=== What you have to do ===
State how many lines of the entries include the string "this", please, leaving out everything but the number.
[Start]
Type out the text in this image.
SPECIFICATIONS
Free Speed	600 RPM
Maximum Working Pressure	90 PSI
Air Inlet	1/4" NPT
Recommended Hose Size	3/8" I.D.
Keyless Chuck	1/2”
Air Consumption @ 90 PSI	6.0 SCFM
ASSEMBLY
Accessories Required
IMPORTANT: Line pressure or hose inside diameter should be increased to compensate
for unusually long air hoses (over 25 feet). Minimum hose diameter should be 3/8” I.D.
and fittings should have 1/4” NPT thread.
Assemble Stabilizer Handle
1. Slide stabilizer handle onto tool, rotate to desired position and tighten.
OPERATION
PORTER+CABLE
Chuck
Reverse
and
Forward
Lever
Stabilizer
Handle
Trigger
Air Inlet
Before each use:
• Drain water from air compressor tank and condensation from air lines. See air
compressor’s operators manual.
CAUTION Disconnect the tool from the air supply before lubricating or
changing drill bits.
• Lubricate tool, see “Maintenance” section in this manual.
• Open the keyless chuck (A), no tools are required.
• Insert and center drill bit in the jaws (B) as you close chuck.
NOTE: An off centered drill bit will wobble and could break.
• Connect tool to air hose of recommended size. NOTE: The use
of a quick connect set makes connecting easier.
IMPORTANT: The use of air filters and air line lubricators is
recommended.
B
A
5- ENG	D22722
[End]
=== Solution ===
2